_THE EXERCISE_
Could you write out every record below exactly, leaving out any pictures?
>> Begin PROVIDED DATA
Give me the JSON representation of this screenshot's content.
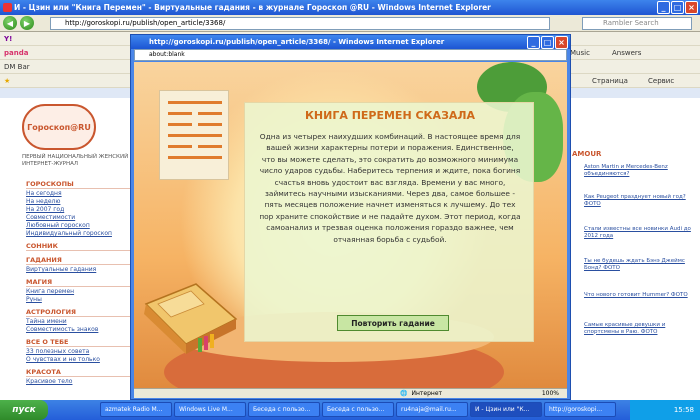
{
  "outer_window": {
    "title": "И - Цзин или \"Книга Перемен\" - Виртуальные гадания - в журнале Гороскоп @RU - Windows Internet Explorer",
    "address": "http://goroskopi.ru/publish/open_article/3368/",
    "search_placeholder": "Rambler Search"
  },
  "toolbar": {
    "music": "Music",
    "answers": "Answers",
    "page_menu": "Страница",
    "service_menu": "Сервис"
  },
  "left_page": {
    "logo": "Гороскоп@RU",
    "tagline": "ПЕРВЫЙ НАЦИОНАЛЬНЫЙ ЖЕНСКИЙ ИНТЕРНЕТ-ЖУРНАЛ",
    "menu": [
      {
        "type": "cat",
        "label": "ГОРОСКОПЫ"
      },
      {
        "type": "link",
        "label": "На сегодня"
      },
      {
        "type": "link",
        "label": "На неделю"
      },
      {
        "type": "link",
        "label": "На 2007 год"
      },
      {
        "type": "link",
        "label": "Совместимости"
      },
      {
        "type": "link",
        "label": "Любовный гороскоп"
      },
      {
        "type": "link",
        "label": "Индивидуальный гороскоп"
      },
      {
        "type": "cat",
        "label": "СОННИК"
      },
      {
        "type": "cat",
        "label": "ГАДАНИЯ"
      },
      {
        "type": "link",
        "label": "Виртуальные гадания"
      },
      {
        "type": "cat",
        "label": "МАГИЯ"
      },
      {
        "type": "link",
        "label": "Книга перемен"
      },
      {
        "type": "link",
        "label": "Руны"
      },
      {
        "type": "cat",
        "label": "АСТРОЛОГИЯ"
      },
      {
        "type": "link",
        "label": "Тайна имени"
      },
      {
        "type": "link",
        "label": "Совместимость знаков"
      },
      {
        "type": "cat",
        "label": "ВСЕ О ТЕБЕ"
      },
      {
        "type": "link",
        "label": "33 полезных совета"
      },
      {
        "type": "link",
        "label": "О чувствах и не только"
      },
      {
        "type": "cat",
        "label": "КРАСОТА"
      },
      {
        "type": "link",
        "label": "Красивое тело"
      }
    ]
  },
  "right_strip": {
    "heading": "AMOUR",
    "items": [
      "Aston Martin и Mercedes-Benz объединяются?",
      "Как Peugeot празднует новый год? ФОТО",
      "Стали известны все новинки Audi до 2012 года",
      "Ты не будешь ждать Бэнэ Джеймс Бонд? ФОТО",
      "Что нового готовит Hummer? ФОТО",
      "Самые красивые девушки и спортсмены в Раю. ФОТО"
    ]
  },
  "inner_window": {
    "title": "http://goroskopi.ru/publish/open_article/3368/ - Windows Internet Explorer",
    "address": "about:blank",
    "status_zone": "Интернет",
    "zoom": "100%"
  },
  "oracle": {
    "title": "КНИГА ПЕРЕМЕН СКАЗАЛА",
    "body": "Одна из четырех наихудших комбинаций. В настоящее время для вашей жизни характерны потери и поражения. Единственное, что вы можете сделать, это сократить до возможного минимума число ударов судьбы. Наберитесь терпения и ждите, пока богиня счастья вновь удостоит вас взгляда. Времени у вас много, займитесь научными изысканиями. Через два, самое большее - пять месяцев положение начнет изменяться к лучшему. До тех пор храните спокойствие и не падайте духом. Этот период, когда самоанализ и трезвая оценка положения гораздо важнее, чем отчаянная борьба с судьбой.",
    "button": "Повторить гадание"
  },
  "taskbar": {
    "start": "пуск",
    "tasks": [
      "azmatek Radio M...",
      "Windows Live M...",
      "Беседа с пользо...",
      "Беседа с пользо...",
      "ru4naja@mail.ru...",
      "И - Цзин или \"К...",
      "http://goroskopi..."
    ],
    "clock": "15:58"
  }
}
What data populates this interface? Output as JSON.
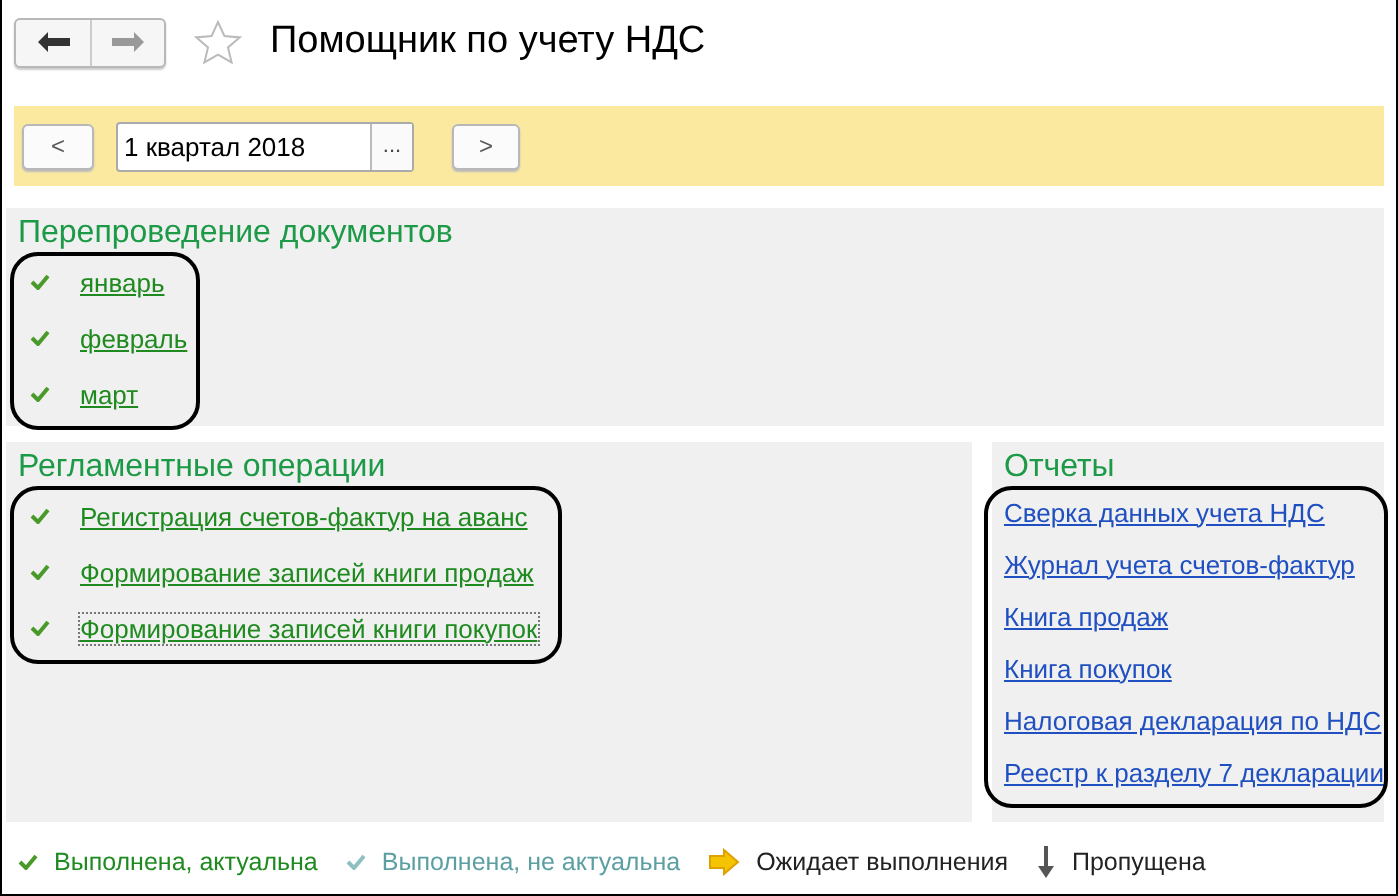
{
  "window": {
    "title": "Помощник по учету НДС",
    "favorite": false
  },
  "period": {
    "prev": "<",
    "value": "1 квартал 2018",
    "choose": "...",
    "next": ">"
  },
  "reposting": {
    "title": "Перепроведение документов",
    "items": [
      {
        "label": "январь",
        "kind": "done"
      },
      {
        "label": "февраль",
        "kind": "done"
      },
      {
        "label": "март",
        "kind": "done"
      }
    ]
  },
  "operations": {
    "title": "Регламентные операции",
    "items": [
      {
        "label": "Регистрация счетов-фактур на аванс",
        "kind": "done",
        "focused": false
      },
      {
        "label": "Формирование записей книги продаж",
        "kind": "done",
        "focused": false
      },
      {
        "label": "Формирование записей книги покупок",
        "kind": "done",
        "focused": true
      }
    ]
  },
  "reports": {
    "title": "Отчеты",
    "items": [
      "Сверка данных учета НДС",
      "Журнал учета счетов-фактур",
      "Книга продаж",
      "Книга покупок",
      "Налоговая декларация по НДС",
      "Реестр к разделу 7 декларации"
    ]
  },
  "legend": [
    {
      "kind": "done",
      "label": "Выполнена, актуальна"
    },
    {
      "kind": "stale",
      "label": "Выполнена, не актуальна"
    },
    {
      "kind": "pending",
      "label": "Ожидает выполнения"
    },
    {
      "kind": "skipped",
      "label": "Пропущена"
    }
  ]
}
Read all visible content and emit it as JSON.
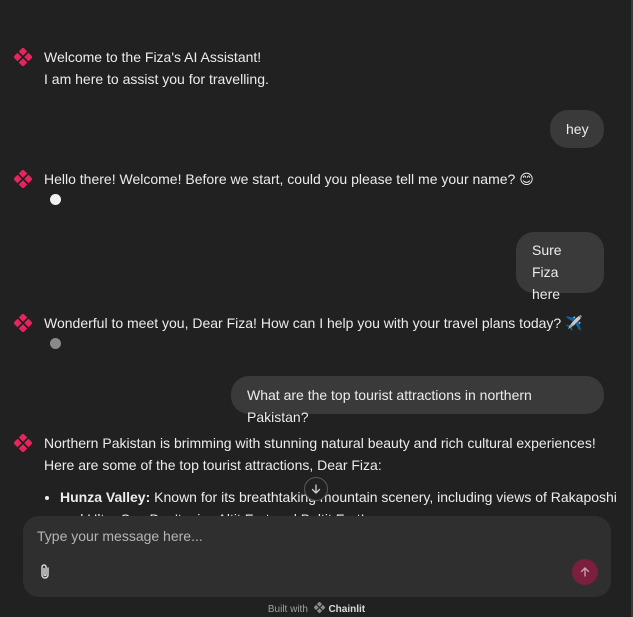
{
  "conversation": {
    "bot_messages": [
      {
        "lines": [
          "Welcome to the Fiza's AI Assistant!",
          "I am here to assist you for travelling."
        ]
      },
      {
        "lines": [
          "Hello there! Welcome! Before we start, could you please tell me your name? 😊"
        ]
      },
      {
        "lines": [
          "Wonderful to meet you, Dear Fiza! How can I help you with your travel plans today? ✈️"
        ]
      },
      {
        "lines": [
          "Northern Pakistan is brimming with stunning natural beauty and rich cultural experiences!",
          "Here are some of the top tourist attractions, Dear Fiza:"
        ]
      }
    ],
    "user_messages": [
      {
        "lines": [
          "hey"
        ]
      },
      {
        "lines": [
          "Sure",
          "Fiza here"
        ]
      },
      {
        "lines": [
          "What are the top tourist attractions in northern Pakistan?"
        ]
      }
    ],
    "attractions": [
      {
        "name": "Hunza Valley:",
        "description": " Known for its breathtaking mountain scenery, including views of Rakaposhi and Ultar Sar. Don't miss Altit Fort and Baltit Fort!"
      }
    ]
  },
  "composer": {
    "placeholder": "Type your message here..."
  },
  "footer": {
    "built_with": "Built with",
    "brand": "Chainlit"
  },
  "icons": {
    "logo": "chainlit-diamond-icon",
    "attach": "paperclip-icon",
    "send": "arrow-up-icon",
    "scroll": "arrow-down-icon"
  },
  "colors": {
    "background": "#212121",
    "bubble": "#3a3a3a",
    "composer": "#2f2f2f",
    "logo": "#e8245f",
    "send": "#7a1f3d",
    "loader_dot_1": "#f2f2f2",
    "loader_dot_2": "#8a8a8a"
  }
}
>> End PROVIDED DATA
_ANSWER_
Give me the JSON representation of this screenshot's content.
{
  "outer_window": {
    "title": "И - Цзин или \"Книга Перемен\" - Виртуальные гадания - в журнале Гороскоп @RU - Windows Internet Explorer",
    "address": "http://goroskopi.ru/publish/open_article/3368/",
    "search_placeholder": "Rambler Search"
  },
  "toolbar": {
    "music": "Music",
    "answers": "Answers",
    "page_menu": "Страница",
    "service_menu": "Сервис"
  },
  "left_page": {
    "logo": "Гороскоп@RU",
    "tagline": "ПЕРВЫЙ НАЦИОНАЛЬНЫЙ ЖЕНСКИЙ ИНТЕРНЕТ-ЖУРНАЛ",
    "menu": [
      {
        "type": "cat",
        "label": "ГОРОСКОПЫ"
      },
      {
        "type": "link",
        "label": "На сегодня"
      },
      {
        "type": "link",
        "label": "На неделю"
      },
      {
        "type": "link",
        "label": "На 2007 год"
      },
      {
        "type": "link",
        "label": "Совместимости"
      },
      {
        "type": "link",
        "label": "Любовный гороскоп"
      },
      {
        "type": "link",
        "label": "Индивидуальный гороскоп"
      },
      {
        "type": "cat",
        "label": "СОННИК"
      },
      {
        "type": "cat",
        "label": "ГАДАНИЯ"
      },
      {
        "type": "link",
        "label": "Виртуальные гадания"
      },
      {
        "type": "cat",
        "label": "МАГИЯ"
      },
      {
        "type": "link",
        "label": "Книга перемен"
      },
      {
        "type": "link",
        "label": "Руны"
      },
      {
        "type": "cat",
        "label": "АСТРОЛОГИЯ"
      },
      {
        "type": "link",
        "label": "Тайна имени"
      },
      {
        "type": "link",
        "label": "Совместимость знаков"
      },
      {
        "type": "cat",
        "label": "ВСЕ О ТЕБЕ"
      },
      {
        "type": "link",
        "label": "33 полезных совета"
      },
      {
        "type": "link",
        "label": "О чувствах и не только"
      },
      {
        "type": "cat",
        "label": "КРАСОТА"
      },
      {
        "type": "link",
        "label": "Красивое тело"
      }
    ]
  },
  "right_strip": {
    "heading": "AMOUR",
    "items": [
      "Aston Martin и Mercedes-Benz объединяются?",
      "Как Peugeot празднует новый год? ФОТО",
      "Стали известны все новинки Audi до 2012 года",
      "Ты не будешь ждать Бэнэ Джеймс Бонд? ФОТО",
      "Что нового готовит Hummer? ФОТО",
      "Самые красивые девушки и спортсмены в Раю. ФОТО"
    ]
  },
  "inner_window": {
    "title": "http://goroskopi.ru/publish/open_article/3368/ - Windows Internet Explorer",
    "address": "about:blank",
    "status_zone": "Интернет",
    "zoom": "100%"
  },
  "oracle": {
    "title": "КНИГА ПЕРЕМЕН СКАЗАЛА",
    "body": "Одна из четырех наихудших комбинаций. В настоящее время для вашей жизни характерны потери и поражения. Единственное, что вы можете сделать, это сократить до возможного минимума число ударов судьбы. Наберитесь терпения и ждите, пока богиня счастья вновь удостоит вас взгляда. Времени у вас много, займитесь научными изысканиями. Через два, самое большее - пять месяцев положение начнет изменяться к лучшему. До тех пор храните спокойствие и не падайте духом. Этот период, когда самоанализ и трезвая оценка положения гораздо важнее, чем отчаянная борьба с судьбой.",
    "button": "Повторить гадание"
  },
  "taskbar": {
    "start": "пуск",
    "tasks": [
      "azmatek Radio M...",
      "Windows Live M...",
      "Беседа с пользо...",
      "Беседа с пользо...",
      "ru4naja@mail.ru...",
      "И - Цзин или \"К...",
      "http://goroskopi..."
    ],
    "clock": "15:58"
  }
}
What data populates this interface? Output as JSON.
{
  "window": {
    "title": "Помощник по учету НДС",
    "favorite": false
  },
  "period": {
    "prev": "<",
    "value": "1 квартал 2018",
    "choose": "...",
    "next": ">"
  },
  "reposting": {
    "title": "Перепроведение документов",
    "items": [
      {
        "label": "январь",
        "kind": "done"
      },
      {
        "label": "февраль",
        "kind": "done"
      },
      {
        "label": "март",
        "kind": "done"
      }
    ]
  },
  "operations": {
    "title": "Регламентные операции",
    "items": [
      {
        "label": "Регистрация счетов-фактур на аванс",
        "kind": "done",
        "focused": false
      },
      {
        "label": "Формирование записей книги продаж",
        "kind": "done",
        "focused": false
      },
      {
        "label": "Формирование записей книги покупок",
        "kind": "done",
        "focused": true
      }
    ]
  },
  "reports": {
    "title": "Отчеты",
    "items": [
      "Сверка данных учета НДС",
      "Журнал учета счетов-фактур",
      "Книга продаж",
      "Книга покупок",
      "Налоговая декларация по НДС",
      "Реестр к разделу 7 декларации"
    ]
  },
  "legend": [
    {
      "kind": "done",
      "label": "Выполнена, актуальна"
    },
    {
      "kind": "stale",
      "label": "Выполнена, не актуальна"
    },
    {
      "kind": "pending",
      "label": "Ожидает выполнения"
    },
    {
      "kind": "skipped",
      "label": "Пропущена"
    }
  ]
}
Read all visible content and emit it as JSON.
{
  "conversation": {
    "bot_messages": [
      {
        "lines": [
          "Welcome to the Fiza's AI Assistant!",
          "I am here to assist you for travelling."
        ]
      },
      {
        "lines": [
          "Hello there! Welcome! Before we start, could you please tell me your name? 😊"
        ]
      },
      {
        "lines": [
          "Wonderful to meet you, Dear Fiza! How can I help you with your travel plans today? ✈️"
        ]
      },
      {
        "lines": [
          "Northern Pakistan is brimming with stunning natural beauty and rich cultural experiences!",
          "Here are some of the top tourist attractions, Dear Fiza:"
        ]
      }
    ],
    "user_messages": [
      {
        "lines": [
          "hey"
        ]
      },
      {
        "lines": [
          "Sure",
          "Fiza here"
        ]
      },
      {
        "lines": [
          "What are the top tourist attractions in northern Pakistan?"
        ]
      }
    ],
    "attractions": [
      {
        "name": "Hunza Valley:",
        "description": " Known for its breathtaking mountain scenery, including views of Rakaposhi and Ultar Sar. Don't miss Altit Fort and Baltit Fort!"
      }
    ]
  },
  "composer": {
    "placeholder": "Type your message here..."
  },
  "footer": {
    "built_with": "Built with",
    "brand": "Chainlit"
  },
  "icons": {
    "logo": "chainlit-diamond-icon",
    "attach": "paperclip-icon",
    "send": "arrow-up-icon",
    "scroll": "arrow-down-icon"
  },
  "colors": {
    "background": "#212121",
    "bubble": "#3a3a3a",
    "composer": "#2f2f2f",
    "logo": "#e8245f",
    "send": "#7a1f3d",
    "loader_dot_1": "#f2f2f2",
    "loader_dot_2": "#8a8a8a"
  }
}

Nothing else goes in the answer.